[Dataset rows about figures]
## begin

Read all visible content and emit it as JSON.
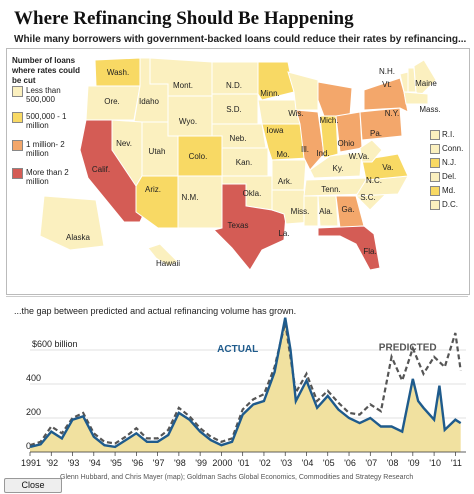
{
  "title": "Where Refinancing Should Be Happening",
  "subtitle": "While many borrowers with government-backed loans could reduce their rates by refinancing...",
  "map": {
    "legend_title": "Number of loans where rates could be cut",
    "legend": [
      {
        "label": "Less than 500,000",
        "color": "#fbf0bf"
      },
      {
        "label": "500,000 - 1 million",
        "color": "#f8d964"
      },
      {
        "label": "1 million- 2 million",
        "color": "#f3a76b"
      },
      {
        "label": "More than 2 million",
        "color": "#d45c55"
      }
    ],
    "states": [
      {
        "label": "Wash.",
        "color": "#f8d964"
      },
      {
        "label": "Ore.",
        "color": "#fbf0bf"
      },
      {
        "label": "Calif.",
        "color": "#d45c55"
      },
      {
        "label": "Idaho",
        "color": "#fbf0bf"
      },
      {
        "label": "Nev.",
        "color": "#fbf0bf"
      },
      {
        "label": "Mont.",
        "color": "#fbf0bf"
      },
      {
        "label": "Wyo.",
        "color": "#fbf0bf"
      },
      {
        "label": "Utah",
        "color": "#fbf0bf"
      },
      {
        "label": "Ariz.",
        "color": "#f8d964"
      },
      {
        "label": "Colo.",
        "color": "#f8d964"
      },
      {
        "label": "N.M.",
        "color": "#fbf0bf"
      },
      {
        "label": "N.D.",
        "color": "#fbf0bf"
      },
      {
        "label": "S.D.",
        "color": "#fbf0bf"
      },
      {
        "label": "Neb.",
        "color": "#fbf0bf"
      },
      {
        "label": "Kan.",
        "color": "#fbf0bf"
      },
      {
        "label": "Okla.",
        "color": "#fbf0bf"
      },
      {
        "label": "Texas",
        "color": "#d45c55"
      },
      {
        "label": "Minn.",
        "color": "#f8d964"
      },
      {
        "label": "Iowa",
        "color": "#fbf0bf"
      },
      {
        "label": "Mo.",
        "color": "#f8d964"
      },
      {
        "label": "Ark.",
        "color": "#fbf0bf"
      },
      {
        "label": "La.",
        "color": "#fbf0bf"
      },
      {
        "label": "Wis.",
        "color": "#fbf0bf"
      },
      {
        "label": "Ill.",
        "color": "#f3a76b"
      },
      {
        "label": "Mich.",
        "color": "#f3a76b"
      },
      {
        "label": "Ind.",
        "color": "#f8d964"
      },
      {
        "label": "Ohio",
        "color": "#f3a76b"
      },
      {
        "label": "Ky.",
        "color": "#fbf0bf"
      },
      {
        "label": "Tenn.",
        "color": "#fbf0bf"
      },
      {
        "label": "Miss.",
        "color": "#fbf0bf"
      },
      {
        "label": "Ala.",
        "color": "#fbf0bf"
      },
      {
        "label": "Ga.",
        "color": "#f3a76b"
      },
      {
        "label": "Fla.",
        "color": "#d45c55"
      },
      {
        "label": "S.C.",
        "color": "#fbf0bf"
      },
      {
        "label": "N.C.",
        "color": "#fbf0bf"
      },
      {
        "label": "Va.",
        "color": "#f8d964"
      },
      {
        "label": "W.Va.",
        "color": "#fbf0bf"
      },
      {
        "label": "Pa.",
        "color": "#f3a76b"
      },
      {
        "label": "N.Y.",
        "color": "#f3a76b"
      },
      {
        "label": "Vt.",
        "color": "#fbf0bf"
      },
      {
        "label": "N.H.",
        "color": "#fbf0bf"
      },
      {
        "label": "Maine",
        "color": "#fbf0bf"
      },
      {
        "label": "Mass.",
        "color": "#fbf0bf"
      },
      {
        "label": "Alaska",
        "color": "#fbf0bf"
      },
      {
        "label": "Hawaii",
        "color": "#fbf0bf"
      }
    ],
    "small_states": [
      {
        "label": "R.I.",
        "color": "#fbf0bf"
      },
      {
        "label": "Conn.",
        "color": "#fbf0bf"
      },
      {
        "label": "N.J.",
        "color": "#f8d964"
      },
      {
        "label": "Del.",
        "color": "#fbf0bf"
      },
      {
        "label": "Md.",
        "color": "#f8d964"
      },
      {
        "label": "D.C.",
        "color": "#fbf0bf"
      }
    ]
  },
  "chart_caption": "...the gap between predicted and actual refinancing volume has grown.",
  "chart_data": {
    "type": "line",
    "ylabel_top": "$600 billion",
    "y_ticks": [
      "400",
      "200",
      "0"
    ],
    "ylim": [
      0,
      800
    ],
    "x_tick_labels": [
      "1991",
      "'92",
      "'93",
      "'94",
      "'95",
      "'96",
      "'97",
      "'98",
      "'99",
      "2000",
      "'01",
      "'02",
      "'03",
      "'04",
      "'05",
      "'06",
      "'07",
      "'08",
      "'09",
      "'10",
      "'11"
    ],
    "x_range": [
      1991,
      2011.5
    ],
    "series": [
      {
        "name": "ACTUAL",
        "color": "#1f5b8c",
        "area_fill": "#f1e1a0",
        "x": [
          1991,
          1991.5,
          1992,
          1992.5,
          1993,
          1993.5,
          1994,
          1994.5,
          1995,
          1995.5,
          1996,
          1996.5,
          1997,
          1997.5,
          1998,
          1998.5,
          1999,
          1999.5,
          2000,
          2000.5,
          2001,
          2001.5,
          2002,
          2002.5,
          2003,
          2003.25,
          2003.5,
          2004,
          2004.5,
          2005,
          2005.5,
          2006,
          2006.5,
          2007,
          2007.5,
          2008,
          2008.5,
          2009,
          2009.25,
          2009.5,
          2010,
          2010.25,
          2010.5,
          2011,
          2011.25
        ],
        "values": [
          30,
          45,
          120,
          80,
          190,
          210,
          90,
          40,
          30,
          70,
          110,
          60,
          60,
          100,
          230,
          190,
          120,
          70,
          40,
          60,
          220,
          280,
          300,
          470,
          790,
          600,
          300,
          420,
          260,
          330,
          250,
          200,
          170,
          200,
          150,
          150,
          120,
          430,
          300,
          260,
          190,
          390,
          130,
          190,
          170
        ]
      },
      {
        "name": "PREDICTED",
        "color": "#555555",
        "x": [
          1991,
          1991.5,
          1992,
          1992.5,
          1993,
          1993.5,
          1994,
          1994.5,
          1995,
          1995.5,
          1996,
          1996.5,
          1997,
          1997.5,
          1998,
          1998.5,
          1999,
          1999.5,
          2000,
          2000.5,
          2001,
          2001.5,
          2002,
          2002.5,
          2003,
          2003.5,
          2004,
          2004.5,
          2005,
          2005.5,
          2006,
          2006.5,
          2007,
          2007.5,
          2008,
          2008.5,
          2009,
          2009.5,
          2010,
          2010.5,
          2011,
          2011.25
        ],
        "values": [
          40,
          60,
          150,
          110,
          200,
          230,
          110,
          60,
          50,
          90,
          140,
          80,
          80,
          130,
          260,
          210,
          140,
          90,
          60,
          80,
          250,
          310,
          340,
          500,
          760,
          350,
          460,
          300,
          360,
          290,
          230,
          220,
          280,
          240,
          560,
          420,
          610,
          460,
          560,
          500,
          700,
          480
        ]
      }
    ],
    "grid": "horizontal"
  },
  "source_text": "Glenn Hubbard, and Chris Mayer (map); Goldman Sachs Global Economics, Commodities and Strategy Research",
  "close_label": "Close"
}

## end

Using the listing above, pull out all lines that hold the word "could".

  "subtitle": "While many borrowers with government-backed loans could reduce their rates by refinancing...",
    "legend_title": "Number of loans where rates could be cut",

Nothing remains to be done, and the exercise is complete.